[Problem to work on]
Transcribe everything in the data word for word. Pictures are left out.

[Dataset records]
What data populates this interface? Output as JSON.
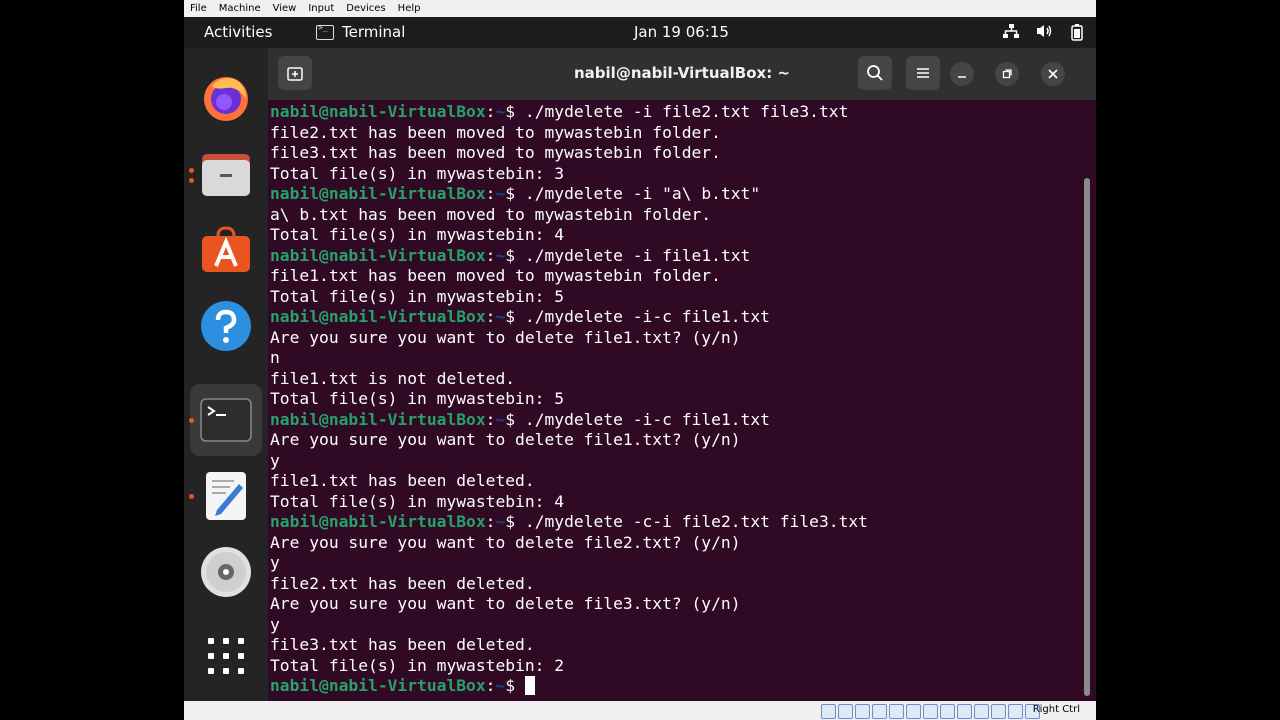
{
  "vbox_menu": [
    "File",
    "Machine",
    "View",
    "Input",
    "Devices",
    "Help"
  ],
  "topbar": {
    "activities": "Activities",
    "app_name": "Terminal",
    "clock": "Jan 19  06:15"
  },
  "dock": {
    "items": [
      "firefox-icon",
      "files-icon",
      "app-center-icon",
      "help-icon",
      "terminal-icon",
      "text-editor-icon",
      "disc-icon",
      "show-apps-icon"
    ]
  },
  "terminal": {
    "title": "nabil@nabil-VirtualBox: ~",
    "prompt_user": "nabil@nabil-VirtualBox",
    "prompt_path": "~",
    "lines": [
      {
        "type": "prompt",
        "cmd": " ./mydelete -i file2.txt file3.txt"
      },
      {
        "type": "out",
        "text": "file2.txt has been moved to mywastebin folder."
      },
      {
        "type": "out",
        "text": "file3.txt has been moved to mywastebin folder."
      },
      {
        "type": "out",
        "text": "Total file(s) in mywastebin: 3"
      },
      {
        "type": "prompt",
        "cmd": " ./mydelete -i \"a\\ b.txt\""
      },
      {
        "type": "out",
        "text": "a\\ b.txt has been moved to mywastebin folder."
      },
      {
        "type": "out",
        "text": "Total file(s) in mywastebin: 4"
      },
      {
        "type": "prompt",
        "cmd": " ./mydelete -i file1.txt"
      },
      {
        "type": "out",
        "text": "file1.txt has been moved to mywastebin folder."
      },
      {
        "type": "out",
        "text": "Total file(s) in mywastebin: 5"
      },
      {
        "type": "prompt",
        "cmd": " ./mydelete -i-c file1.txt"
      },
      {
        "type": "out",
        "text": "Are you sure you want to delete file1.txt? (y/n)"
      },
      {
        "type": "out",
        "text": "n"
      },
      {
        "type": "out",
        "text": "file1.txt is not deleted."
      },
      {
        "type": "out",
        "text": "Total file(s) in mywastebin: 5"
      },
      {
        "type": "prompt",
        "cmd": " ./mydelete -i-c file1.txt"
      },
      {
        "type": "out",
        "text": "Are you sure you want to delete file1.txt? (y/n)"
      },
      {
        "type": "out",
        "text": "y"
      },
      {
        "type": "out",
        "text": "file1.txt has been deleted."
      },
      {
        "type": "out",
        "text": "Total file(s) in mywastebin: 4"
      },
      {
        "type": "prompt",
        "cmd": " ./mydelete -c-i file2.txt file3.txt"
      },
      {
        "type": "out",
        "text": "Are you sure you want to delete file2.txt? (y/n)"
      },
      {
        "type": "out",
        "text": "y"
      },
      {
        "type": "out",
        "text": "file2.txt has been deleted."
      },
      {
        "type": "out",
        "text": "Are you sure you want to delete file3.txt? (y/n)"
      },
      {
        "type": "out",
        "text": "y"
      },
      {
        "type": "out",
        "text": "file3.txt has been deleted."
      },
      {
        "type": "out",
        "text": "Total file(s) in mywastebin: 2"
      },
      {
        "type": "prompt",
        "cmd": " ",
        "cursor": true
      }
    ]
  },
  "vbox_status": {
    "host_key": "Right Ctrl"
  },
  "colors": {
    "terminal_bg": "#300a24",
    "prompt_green": "#26a269",
    "prompt_blue": "#12488b",
    "accent_orange": "#e95420"
  }
}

[Exercise answer]
What data populates this interface? Output as JSON.
{
  "vbox_menu": [
    "File",
    "Machine",
    "View",
    "Input",
    "Devices",
    "Help"
  ],
  "topbar": {
    "activities": "Activities",
    "app_name": "Terminal",
    "clock": "Jan 19  06:15"
  },
  "dock": {
    "items": [
      "firefox-icon",
      "files-icon",
      "app-center-icon",
      "help-icon",
      "terminal-icon",
      "text-editor-icon",
      "disc-icon",
      "show-apps-icon"
    ]
  },
  "terminal": {
    "title": "nabil@nabil-VirtualBox: ~",
    "prompt_user": "nabil@nabil-VirtualBox",
    "prompt_path": "~",
    "lines": [
      {
        "type": "prompt",
        "cmd": " ./mydelete -i file2.txt file3.txt"
      },
      {
        "type": "out",
        "text": "file2.txt has been moved to mywastebin folder."
      },
      {
        "type": "out",
        "text": "file3.txt has been moved to mywastebin folder."
      },
      {
        "type": "out",
        "text": "Total file(s) in mywastebin: 3"
      },
      {
        "type": "prompt",
        "cmd": " ./mydelete -i \"a\\ b.txt\""
      },
      {
        "type": "out",
        "text": "a\\ b.txt has been moved to mywastebin folder."
      },
      {
        "type": "out",
        "text": "Total file(s) in mywastebin: 4"
      },
      {
        "type": "prompt",
        "cmd": " ./mydelete -i file1.txt"
      },
      {
        "type": "out",
        "text": "file1.txt has been moved to mywastebin folder."
      },
      {
        "type": "out",
        "text": "Total file(s) in mywastebin: 5"
      },
      {
        "type": "prompt",
        "cmd": " ./mydelete -i-c file1.txt"
      },
      {
        "type": "out",
        "text": "Are you sure you want to delete file1.txt? (y/n)"
      },
      {
        "type": "out",
        "text": "n"
      },
      {
        "type": "out",
        "text": "file1.txt is not deleted."
      },
      {
        "type": "out",
        "text": "Total file(s) in mywastebin: 5"
      },
      {
        "type": "prompt",
        "cmd": " ./mydelete -i-c file1.txt"
      },
      {
        "type": "out",
        "text": "Are you sure you want to delete file1.txt? (y/n)"
      },
      {
        "type": "out",
        "text": "y"
      },
      {
        "type": "out",
        "text": "file1.txt has been deleted."
      },
      {
        "type": "out",
        "text": "Total file(s) in mywastebin: 4"
      },
      {
        "type": "prompt",
        "cmd": " ./mydelete -c-i file2.txt file3.txt"
      },
      {
        "type": "out",
        "text": "Are you sure you want to delete file2.txt? (y/n)"
      },
      {
        "type": "out",
        "text": "y"
      },
      {
        "type": "out",
        "text": "file2.txt has been deleted."
      },
      {
        "type": "out",
        "text": "Are you sure you want to delete file3.txt? (y/n)"
      },
      {
        "type": "out",
        "text": "y"
      },
      {
        "type": "out",
        "text": "file3.txt has been deleted."
      },
      {
        "type": "out",
        "text": "Total file(s) in mywastebin: 2"
      },
      {
        "type": "prompt",
        "cmd": " ",
        "cursor": true
      }
    ]
  },
  "vbox_status": {
    "host_key": "Right Ctrl"
  },
  "colors": {
    "terminal_bg": "#300a24",
    "prompt_green": "#26a269",
    "prompt_blue": "#12488b",
    "accent_orange": "#e95420"
  }
}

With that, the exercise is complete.